Find the line containing "What does this" in the entries; transcribe it and all remaining lines through the end, exactly as they appear, but not the pictures.
++++ RAW DATA
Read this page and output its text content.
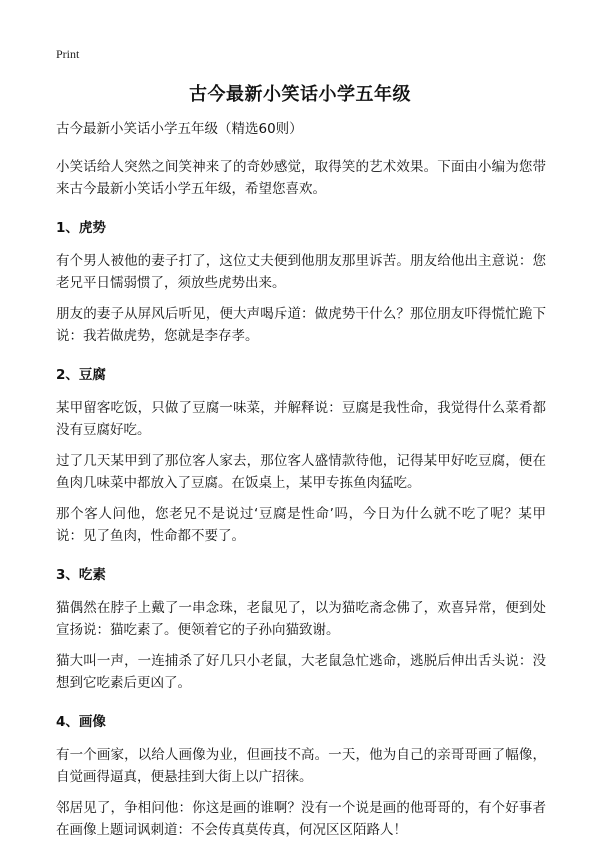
Print
古今最新小笑话小学五年级

古今最新小笑话小学五年级（精选60则）

小笑话给人突然之间笑神来了的奇妙感觉，取得笑的艺术效果。下面由小编为您带来古今最新小笑话小学五年级，希望您喜欢。

1、虎势

有个男人被他的妻子打了，这位丈夫便到他朋友那里诉苦。朋友给他出主意说：您老兄平日懦弱惯了，须放些虎势出来。

朋友的妻子从屏风后听见，便大声喝斥道：做虎势干什么？那位朋友吓得慌忙跪下说：我若做虎势，您就是李存孝。

2、豆腐

某甲留客吃饭，只做了豆腐一味菜，并解释说：豆腐是我性命，我觉得什么菜肴都没有豆腐好吃。

过了几天某甲到了那位客人家去，那位客人盛情款待他，记得某甲好吃豆腐，便在鱼肉几味菜中都放入了豆腐。在饭桌上，某甲专拣鱼肉猛吃。

那个客人问他，您老兄不是说过‘豆腐是性命’吗，今日为什么就不吃了呢？某甲说：见了鱼肉，性命都不要了。

3、吃素

猫偶然在脖子上戴了一串念珠，老鼠见了，以为猫吃斋念佛了，欢喜异常，便到处宣扬说：猫吃素了。便领着它的子孙向猫致谢。

猫大叫一声，一连捕杀了好几只小老鼠，大老鼠急忙逃命，逃脱后伸出舌头说：没想到它吃素后更凶了。

4、画像

有一个画家，以给人画像为业，但画技不高。一天，他为自己的亲哥哥画了幅像，自觉画得逼真，便悬挂到大街上以广招徕。

邻居见了，争相问他：你这是画的谁啊？没有一个说是画的他哥哥的，有个好事者在画像上题词讽刺道：不会传真莫传真，何况区区陌路人！
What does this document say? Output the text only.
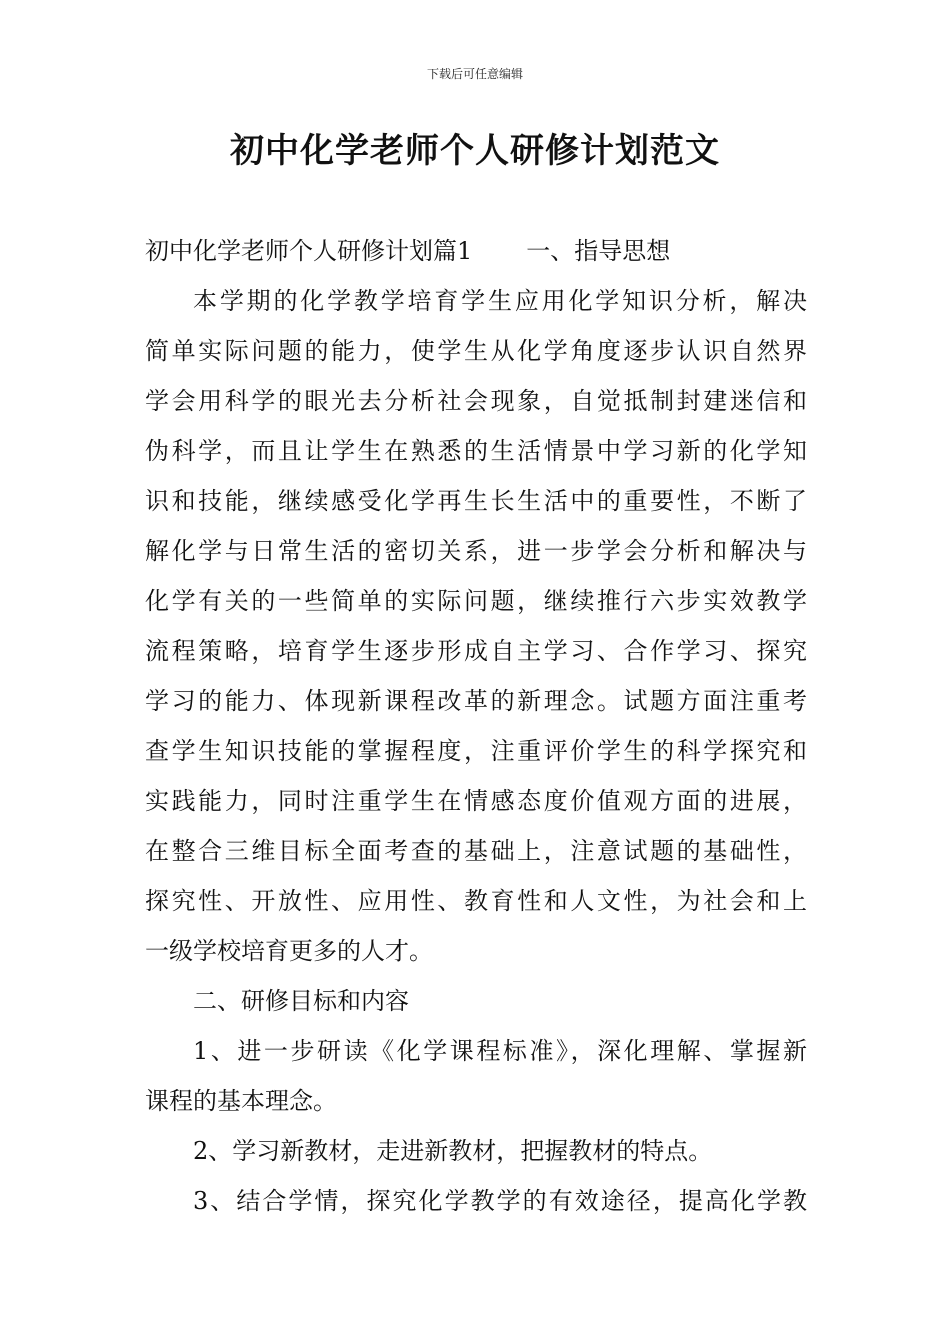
下载后可任意编辑
初中化学老师个人研修计划范文
初中化学老师个人研修计划篇1 一、指导思想
本学期的化学教学培育学生应用化学知识分析，解决
简单实际问题的能力，使学生从化学角度逐步认识自然界
学会用科学的眼光去分析社会现象，自觉抵制封建迷信和
伪科学，而且让学生在熟悉的生活情景中学习新的化学知
识和技能，继续感受化学再生长生活中的重要性，不断了
解化学与日常生活的密切关系，进一步学会分析和解决与
化学有关的一些简单的实际问题，继续推行六步实效教学
流程策略，培育学生逐步形成自主学习、合作学习、探究
学习的能力、体现新课程改革的新理念。试题方面注重考
查学生知识技能的掌握程度，注重评价学生的科学探究和
实践能力，同时注重学生在情感态度价值观方面的进展，
在整合三维目标全面考查的基础上，注意试题的基础性，
探究性、开放性、应用性、教育性和人文性，为社会和上
一级学校培育更多的人才。
二、研修目标和内容
1、进一步研读《化学课程标准》，深化理解、掌握新
课程的基本理念。
2、学习新教材，走进新教材，把握教材的特点。
3、结合学情，探究化学教学的有效途径，提高化学教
++++++++
REPLY TO THE TASK:
What does this document say? Output the text only.
下载后可任意编辑
初中化学老师个人研修计划范文
初中化学老师个人研修计划篇1 一、指导思想
本学期的化学教学培育学生应用化学知识分析，解决
简单实际问题的能力，使学生从化学角度逐步认识自然界
学会用科学的眼光去分析社会现象，自觉抵制封建迷信和
伪科学，而且让学生在熟悉的生活情景中学习新的化学知
识和技能，继续感受化学再生长生活中的重要性，不断了
解化学与日常生活的密切关系，进一步学会分析和解决与
化学有关的一些简单的实际问题，继续推行六步实效教学
流程策略，培育学生逐步形成自主学习、合作学习、探究
学习的能力、体现新课程改革的新理念。试题方面注重考
查学生知识技能的掌握程度，注重评价学生的科学探究和
实践能力，同时注重学生在情感态度价值观方面的进展，
在整合三维目标全面考查的基础上，注意试题的基础性，
探究性、开放性、应用性、教育性和人文性，为社会和上
一级学校培育更多的人才。
二、研修目标和内容
1、进一步研读《化学课程标准》，深化理解、掌握新
课程的基本理念。
2、学习新教材，走进新教材，把握教材的特点。
3、结合学情，探究化学教学的有效途径，提高化学教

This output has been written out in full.